--- RECORDS SHOWN ---

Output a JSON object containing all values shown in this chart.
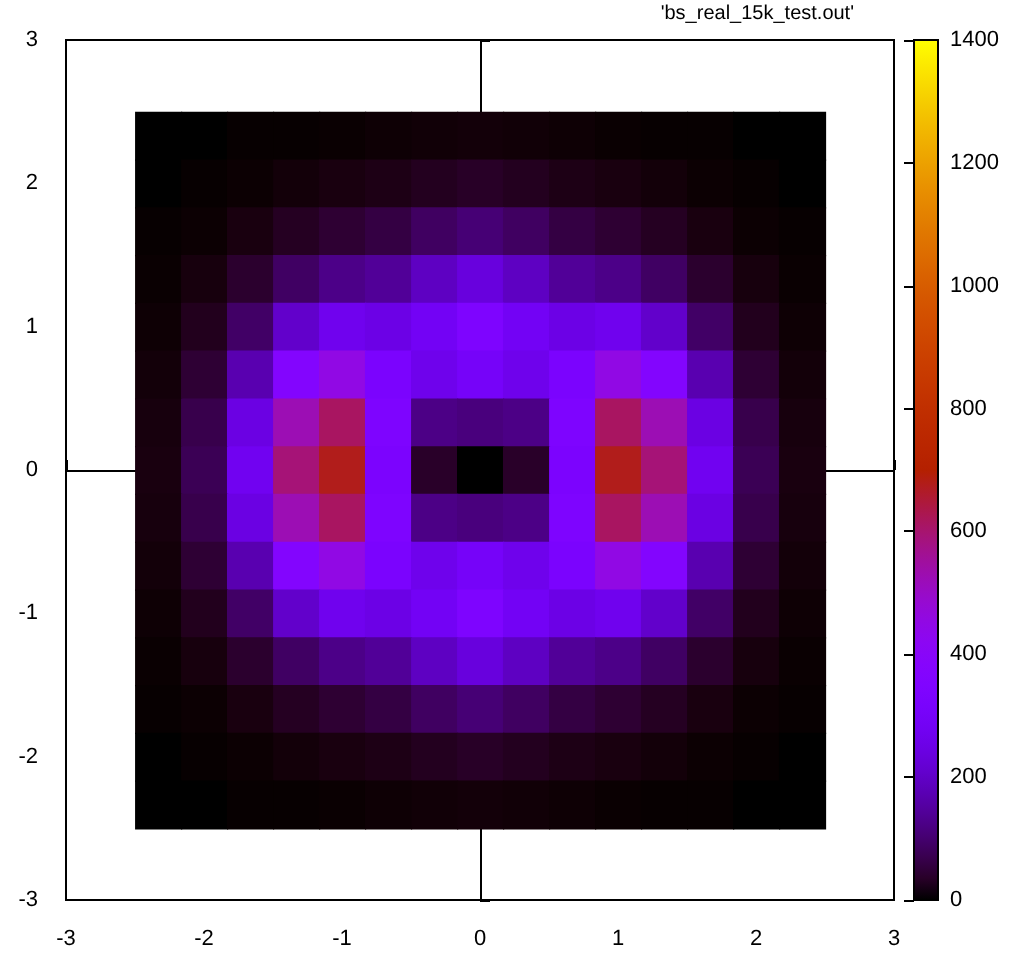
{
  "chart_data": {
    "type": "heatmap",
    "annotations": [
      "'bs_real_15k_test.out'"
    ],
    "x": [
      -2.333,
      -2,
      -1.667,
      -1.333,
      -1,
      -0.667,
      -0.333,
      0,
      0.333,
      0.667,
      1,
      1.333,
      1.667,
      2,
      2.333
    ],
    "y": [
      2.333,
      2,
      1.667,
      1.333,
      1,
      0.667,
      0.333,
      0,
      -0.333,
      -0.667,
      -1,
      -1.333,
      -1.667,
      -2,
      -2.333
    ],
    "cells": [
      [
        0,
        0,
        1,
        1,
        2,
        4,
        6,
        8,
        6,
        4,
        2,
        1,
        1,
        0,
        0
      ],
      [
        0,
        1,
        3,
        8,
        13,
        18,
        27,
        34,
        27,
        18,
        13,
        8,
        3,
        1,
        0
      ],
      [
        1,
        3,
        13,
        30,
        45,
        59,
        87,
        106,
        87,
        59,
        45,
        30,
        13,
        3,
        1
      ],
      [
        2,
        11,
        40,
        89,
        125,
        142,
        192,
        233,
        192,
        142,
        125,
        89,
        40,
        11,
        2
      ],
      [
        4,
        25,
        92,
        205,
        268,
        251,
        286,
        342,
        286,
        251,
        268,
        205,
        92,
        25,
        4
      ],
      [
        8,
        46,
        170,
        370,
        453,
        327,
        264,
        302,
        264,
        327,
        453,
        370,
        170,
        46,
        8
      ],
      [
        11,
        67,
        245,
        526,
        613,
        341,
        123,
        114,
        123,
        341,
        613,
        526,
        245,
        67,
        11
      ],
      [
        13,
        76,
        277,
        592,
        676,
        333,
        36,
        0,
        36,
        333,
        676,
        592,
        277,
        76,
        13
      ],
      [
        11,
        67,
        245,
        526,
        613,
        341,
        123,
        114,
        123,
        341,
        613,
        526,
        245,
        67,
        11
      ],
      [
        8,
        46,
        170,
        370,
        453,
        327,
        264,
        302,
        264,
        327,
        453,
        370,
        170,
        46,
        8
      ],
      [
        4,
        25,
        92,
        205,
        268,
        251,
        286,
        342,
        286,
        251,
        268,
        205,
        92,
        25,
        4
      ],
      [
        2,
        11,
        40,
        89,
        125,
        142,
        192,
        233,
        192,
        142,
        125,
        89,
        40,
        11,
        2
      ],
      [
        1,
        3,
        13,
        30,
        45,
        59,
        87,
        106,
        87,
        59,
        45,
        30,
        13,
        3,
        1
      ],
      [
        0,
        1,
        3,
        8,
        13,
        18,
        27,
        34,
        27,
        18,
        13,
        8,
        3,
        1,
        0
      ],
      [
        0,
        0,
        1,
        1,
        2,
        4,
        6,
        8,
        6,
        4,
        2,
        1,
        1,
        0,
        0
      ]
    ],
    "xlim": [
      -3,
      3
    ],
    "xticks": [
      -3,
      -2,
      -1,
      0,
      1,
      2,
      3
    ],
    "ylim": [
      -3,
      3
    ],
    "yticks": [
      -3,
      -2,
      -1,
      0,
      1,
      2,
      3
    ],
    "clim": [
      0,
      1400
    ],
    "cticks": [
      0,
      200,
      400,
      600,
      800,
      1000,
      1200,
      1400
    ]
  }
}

---

WHAT YOU SHOULD DO »
Print each line of the material above exactly, with the pictures removed from your copy.

ANSWER TO THIS EXERCISE »
Output a JSON object containing all values shown in this chart.
{
  "chart_data": {
    "type": "heatmap",
    "annotations": [
      "'bs_real_15k_test.out'"
    ],
    "x": [
      -2.333,
      -2,
      -1.667,
      -1.333,
      -1,
      -0.667,
      -0.333,
      0,
      0.333,
      0.667,
      1,
      1.333,
      1.667,
      2,
      2.333
    ],
    "y": [
      2.333,
      2,
      1.667,
      1.333,
      1,
      0.667,
      0.333,
      0,
      -0.333,
      -0.667,
      -1,
      -1.333,
      -1.667,
      -2,
      -2.333
    ],
    "cells": [
      [
        0,
        0,
        1,
        1,
        2,
        4,
        6,
        8,
        6,
        4,
        2,
        1,
        1,
        0,
        0
      ],
      [
        0,
        1,
        3,
        8,
        13,
        18,
        27,
        34,
        27,
        18,
        13,
        8,
        3,
        1,
        0
      ],
      [
        1,
        3,
        13,
        30,
        45,
        59,
        87,
        106,
        87,
        59,
        45,
        30,
        13,
        3,
        1
      ],
      [
        2,
        11,
        40,
        89,
        125,
        142,
        192,
        233,
        192,
        142,
        125,
        89,
        40,
        11,
        2
      ],
      [
        4,
        25,
        92,
        205,
        268,
        251,
        286,
        342,
        286,
        251,
        268,
        205,
        92,
        25,
        4
      ],
      [
        8,
        46,
        170,
        370,
        453,
        327,
        264,
        302,
        264,
        327,
        453,
        370,
        170,
        46,
        8
      ],
      [
        11,
        67,
        245,
        526,
        613,
        341,
        123,
        114,
        123,
        341,
        613,
        526,
        245,
        67,
        11
      ],
      [
        13,
        76,
        277,
        592,
        676,
        333,
        36,
        0,
        36,
        333,
        676,
        592,
        277,
        76,
        13
      ],
      [
        11,
        67,
        245,
        526,
        613,
        341,
        123,
        114,
        123,
        341,
        613,
        526,
        245,
        67,
        11
      ],
      [
        8,
        46,
        170,
        370,
        453,
        327,
        264,
        302,
        264,
        327,
        453,
        370,
        170,
        46,
        8
      ],
      [
        4,
        25,
        92,
        205,
        268,
        251,
        286,
        342,
        286,
        251,
        268,
        205,
        92,
        25,
        4
      ],
      [
        2,
        11,
        40,
        89,
        125,
        142,
        192,
        233,
        192,
        142,
        125,
        89,
        40,
        11,
        2
      ],
      [
        1,
        3,
        13,
        30,
        45,
        59,
        87,
        106,
        87,
        59,
        45,
        30,
        13,
        3,
        1
      ],
      [
        0,
        1,
        3,
        8,
        13,
        18,
        27,
        34,
        27,
        18,
        13,
        8,
        3,
        1,
        0
      ],
      [
        0,
        0,
        1,
        1,
        2,
        4,
        6,
        8,
        6,
        4,
        2,
        1,
        1,
        0,
        0
      ]
    ],
    "xlim": [
      -3,
      3
    ],
    "xticks": [
      -3,
      -2,
      -1,
      0,
      1,
      2,
      3
    ],
    "ylim": [
      -3,
      3
    ],
    "yticks": [
      -3,
      -2,
      -1,
      0,
      1,
      2,
      3
    ],
    "clim": [
      0,
      1400
    ],
    "cticks": [
      0,
      200,
      400,
      600,
      800,
      1000,
      1200,
      1400
    ]
  }
}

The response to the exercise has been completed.